_Extract_

Serum vitamin E levels significantly increased during vitamin supplementation (p = 0.04), from 750.8 ± 81.9 (first year) to 975 ± 70.3 (second year) to 784.8 ± 70 (third year). In most of the patients (10/14), vitamin E serum levels significantly decreased in the third phase. In these patients clinical features worsened during vitamin E wash-out including frequency and severity of infections, mouth ulcers and PCDAI. In the remaining patients vitamin E levels were stable. This might explain the nonsignificant reduction of vitamin E serum levels detected in the third phase.
No correlation was observed between parameters indicative of metabolic control and neutrophil count. Compliance to the dietary treatment did not correlate with neutrophil count, function and infections.
Inflammatory Bowel Disease Assessment
The presence of inflammatory bowel involvement was investigated in the seven patients followed at the Department of Pediatrics, Federico II University. Ileocolonoscopy was performed by an expert who was not aware of the treatment that patients were receiving. At study entry, ileocolonoscopy showed linear and aphthoid ulcers in three patients; histology showed severe infiltration of lymphocytes and monocytes in the lamina propria extending to submucosa and muscularis mucosa. In these patients, after one year of vitamin E supplementation, ileocolonoscopy showed an improved pattern with mild mucosal hyperaemia; histology showed foci of infiltration of lymphocytes in the lamina propria. In two additional patients, ileocolonoscopy initially showed ulcers, hyperaemia and friability of the mucosa, and histology demonstrated infiltration of lymphocytes and monocytes in the lamina propria. Normal pattern was detected both at ileocolonoscopy and histology at the end of the study.
PCDAI showed a significant reduction in the inflammatory activity during vitamin E supplementation (13 ± 1.2 vs. 9 ± 1.4, p = 0.006). The abdominal pain and extra-intestinal manifestations including arthritis and mouth ulcers were the most significantly changed items. Moreover CRP levels significantly decreased during vitamin E supplementation (1.78 ± 0.5; 0.53 ± 0.13, p = 0.01). Haemoglobin concentrations showed an increase during vitamin E supplementation; however, the changes did not reach statistical significance (10.49 ± 0.53; 10.41 ± 0.57, p = 0.89) (Table 1).
G-CSF Side Effect Evaluation
At the study entry, splenomegaly was present in 7/18 patients and was associated with hypersplenism in two of them. These patients initially got 3–5 mg/kg G-CSF dose each day. In these patients G-CSF dose was reduced at the end of the study. In particular, five patients got every-other-day treatment; in two patients everyday treatment was changed in twice-a-week therapy. G-CSF dose reduction was combined with vitamin E supplementation. Although G-CSF dose was reduced, neutrophil count was stable and the frequency and severity of infections did not increase after 1-year follow-up.

_Exercise requirements_
• a. Reproduce the portion of the vitamin E study text that opens with the words containing "PCDAI showed a" and closes with "0.89) (Table 1).".
• b. Write the next part of the vitamin E study text, picking up after its final sentence.
The records that come next are unrelated material, separate from the study text above.

_Extracted information_
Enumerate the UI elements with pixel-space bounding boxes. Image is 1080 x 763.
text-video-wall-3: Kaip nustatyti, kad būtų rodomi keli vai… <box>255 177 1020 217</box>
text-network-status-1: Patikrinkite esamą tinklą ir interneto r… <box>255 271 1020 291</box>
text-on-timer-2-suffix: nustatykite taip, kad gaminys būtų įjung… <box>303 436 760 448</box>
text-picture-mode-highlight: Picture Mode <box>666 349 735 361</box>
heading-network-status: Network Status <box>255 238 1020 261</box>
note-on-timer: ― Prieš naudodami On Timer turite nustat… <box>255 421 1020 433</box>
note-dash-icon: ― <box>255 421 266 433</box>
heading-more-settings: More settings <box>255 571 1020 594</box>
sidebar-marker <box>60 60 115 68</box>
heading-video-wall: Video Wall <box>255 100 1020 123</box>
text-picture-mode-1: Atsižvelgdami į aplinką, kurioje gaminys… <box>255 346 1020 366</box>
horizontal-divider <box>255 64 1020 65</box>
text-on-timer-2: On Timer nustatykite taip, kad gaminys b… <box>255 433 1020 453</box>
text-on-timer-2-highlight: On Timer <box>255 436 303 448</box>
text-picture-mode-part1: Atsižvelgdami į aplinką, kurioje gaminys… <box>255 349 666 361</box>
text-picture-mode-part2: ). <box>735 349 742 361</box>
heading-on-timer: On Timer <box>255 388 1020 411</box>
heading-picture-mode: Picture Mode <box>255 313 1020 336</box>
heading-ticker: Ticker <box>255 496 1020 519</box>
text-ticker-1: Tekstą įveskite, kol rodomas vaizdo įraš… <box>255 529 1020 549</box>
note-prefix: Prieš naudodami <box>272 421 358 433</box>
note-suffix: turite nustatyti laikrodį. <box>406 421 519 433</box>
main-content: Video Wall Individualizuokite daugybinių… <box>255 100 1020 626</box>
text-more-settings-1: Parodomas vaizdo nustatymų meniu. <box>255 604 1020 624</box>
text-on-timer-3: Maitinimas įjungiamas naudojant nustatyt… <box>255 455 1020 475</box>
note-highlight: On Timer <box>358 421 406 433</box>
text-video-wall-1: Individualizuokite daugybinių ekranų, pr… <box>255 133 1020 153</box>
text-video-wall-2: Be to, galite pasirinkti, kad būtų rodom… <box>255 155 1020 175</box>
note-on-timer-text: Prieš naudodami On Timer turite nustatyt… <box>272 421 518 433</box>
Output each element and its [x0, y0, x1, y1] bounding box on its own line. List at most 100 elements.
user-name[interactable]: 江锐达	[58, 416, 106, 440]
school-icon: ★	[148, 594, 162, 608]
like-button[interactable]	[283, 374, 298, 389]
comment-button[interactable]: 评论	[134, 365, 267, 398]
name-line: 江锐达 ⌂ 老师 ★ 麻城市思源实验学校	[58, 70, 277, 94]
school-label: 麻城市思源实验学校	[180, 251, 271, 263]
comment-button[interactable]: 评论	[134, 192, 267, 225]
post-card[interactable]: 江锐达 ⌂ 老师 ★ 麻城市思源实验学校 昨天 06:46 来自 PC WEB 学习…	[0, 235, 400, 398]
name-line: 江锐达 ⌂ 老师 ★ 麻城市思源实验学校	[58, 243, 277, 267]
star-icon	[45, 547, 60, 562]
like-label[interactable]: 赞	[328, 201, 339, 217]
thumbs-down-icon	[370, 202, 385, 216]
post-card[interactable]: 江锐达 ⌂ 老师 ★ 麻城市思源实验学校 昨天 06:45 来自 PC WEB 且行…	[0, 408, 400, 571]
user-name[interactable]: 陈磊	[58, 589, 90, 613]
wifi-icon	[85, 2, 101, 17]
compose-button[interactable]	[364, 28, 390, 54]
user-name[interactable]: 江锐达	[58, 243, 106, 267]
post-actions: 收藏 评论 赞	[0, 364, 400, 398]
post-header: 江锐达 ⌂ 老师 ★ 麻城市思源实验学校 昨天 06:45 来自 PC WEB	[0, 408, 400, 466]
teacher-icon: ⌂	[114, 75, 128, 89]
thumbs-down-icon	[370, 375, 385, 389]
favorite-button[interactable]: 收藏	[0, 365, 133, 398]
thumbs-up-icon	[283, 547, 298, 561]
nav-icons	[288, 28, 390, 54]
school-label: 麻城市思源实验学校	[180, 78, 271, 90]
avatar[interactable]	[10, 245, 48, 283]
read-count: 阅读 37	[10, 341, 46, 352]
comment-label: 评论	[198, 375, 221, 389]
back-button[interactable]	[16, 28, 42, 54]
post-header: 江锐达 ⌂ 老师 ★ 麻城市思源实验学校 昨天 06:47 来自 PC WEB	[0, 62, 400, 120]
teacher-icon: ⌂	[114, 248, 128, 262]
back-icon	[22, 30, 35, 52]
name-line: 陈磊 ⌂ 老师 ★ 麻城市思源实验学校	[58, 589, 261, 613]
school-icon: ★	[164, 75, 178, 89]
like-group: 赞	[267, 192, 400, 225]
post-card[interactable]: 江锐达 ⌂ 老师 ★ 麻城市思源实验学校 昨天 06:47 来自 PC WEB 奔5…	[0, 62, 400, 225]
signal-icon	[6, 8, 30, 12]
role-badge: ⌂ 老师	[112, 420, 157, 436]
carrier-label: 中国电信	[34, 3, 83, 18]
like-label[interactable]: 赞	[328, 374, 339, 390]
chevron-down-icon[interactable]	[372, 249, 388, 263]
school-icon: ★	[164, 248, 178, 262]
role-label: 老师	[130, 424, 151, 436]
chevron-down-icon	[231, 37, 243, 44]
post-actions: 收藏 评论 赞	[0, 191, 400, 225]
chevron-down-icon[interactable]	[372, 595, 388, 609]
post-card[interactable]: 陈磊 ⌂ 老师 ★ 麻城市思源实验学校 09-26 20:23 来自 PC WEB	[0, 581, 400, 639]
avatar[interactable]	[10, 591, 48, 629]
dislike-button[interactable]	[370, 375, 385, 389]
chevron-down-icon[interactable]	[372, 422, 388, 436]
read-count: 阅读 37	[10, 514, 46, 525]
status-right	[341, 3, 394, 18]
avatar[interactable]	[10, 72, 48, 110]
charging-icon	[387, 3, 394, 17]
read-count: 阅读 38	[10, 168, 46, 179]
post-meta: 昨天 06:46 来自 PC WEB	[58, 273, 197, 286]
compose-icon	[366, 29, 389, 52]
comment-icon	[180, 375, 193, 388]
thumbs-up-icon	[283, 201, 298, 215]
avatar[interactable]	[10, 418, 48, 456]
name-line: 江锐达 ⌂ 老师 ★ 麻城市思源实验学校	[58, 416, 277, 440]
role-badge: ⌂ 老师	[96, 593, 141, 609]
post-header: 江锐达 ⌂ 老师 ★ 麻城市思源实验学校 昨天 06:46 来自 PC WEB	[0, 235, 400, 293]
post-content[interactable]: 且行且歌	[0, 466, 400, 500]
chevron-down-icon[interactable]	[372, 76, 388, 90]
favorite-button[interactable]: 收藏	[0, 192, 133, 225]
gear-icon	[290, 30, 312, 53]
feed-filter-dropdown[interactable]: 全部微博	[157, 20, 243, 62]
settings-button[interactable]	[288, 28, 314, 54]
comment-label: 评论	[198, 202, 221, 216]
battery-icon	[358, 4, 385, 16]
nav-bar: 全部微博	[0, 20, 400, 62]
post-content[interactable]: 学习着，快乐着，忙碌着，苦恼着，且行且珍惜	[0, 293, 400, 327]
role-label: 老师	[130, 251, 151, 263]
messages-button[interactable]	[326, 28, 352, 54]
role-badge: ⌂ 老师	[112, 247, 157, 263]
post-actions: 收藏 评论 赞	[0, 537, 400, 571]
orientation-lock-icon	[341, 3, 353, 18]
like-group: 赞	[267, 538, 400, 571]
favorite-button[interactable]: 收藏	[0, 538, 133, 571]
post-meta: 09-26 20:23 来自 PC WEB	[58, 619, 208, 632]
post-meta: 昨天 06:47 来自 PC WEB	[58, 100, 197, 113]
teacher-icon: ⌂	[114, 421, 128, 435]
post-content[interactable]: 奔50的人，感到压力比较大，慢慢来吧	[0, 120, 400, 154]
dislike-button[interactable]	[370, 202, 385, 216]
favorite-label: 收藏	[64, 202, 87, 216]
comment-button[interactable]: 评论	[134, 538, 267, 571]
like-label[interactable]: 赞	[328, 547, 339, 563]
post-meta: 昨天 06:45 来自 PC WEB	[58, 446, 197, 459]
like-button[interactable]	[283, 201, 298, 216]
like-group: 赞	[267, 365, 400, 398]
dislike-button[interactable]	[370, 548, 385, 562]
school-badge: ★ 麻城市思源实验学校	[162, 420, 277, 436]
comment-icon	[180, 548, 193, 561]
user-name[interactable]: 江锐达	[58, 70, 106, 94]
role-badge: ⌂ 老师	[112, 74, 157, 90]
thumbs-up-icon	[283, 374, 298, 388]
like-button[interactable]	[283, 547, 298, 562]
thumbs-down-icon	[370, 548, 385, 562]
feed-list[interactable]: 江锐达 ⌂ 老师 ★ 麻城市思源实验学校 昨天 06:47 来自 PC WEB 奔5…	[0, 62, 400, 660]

_Responses per task_
• a.
PCDAI showed a significant reduction in the inflammatory activity during vitamin E supplementation (13 ± 1.2 vs. 9 ± 1.4, p = 0.006). The abdominal pain and extra-intestinal manifestations including arthritis and mouth ulcers were the most significantly changed items. Moreover CRP levels significantly decreased during vitamin E supplementation (1.78 ± 0.5; 0.53 ± 0.13, p = 0.01). Haemoglobin concentrations showed an increase during vitamin E supplementation; however, the changes did not reach statistical significance (10.49 ± 0.53; 10.41 ± 0.57, p = 0.89) (Table 1).

• b.
Bone DEXA was performed in 12/18 patients and demonstrated osteoporosis in five patients and osteopenia in one patient; normal values were observed in the remaining patient.
None of the patients showed the occurrence of malignancies.
Discussion
GSD1b patients’ neutropenia is caused by enhanced neutrophil ER stress, oxidative stress and apoptosis arising from loss of G6PT/G6Pase-b activity (Jun et al. 2014). The G6P is the fuel for the pentose phosphate pathway that can generate NADPH by the hexose-6-phosphate dehydrogenase (Kim et al. 2008). In GSD1b neutrophils, the import of G6P into the endoplasmic reticulum is decreased, thus causing a local decrease in G6P dehydrogenase activity. This enzyme, which serves to produce NADPH, determines the cellular redox status by permitting regeneration of reduced glutathione, resulting in decreased sensitivity to direct or indirect apoptosis (Kim et al. 2006; Chou et al. 2010; Gorman et al. 2012). G-CSF treatment in GSD1b does not prevent the induction of apoptosis in circulating neutrophils (Kuijpers et al. 2003). Conversely, antioxidants reduce the neutrophil apoptosis in GSD1b neutrophils (Leuzzi et al. 2003). Moreover, it has been demonstrated that vitamin E plays an important role in protecting the cell from apoptosis and in enhancing the action and the production of G-CSF (Singh et al. 2009; Kulkarni et al. 2012).
We have previously investigated a possible role of vitamin E, a known antioxidant, on neutropenia, severity and frequency of infections and inflammatory bowel disease on a small number of patients. It is noteworthy that recurrent severe infections and inflammatory bowel disease are highly debilitating manifestations and impact on patients’ quality of life and their overall health status.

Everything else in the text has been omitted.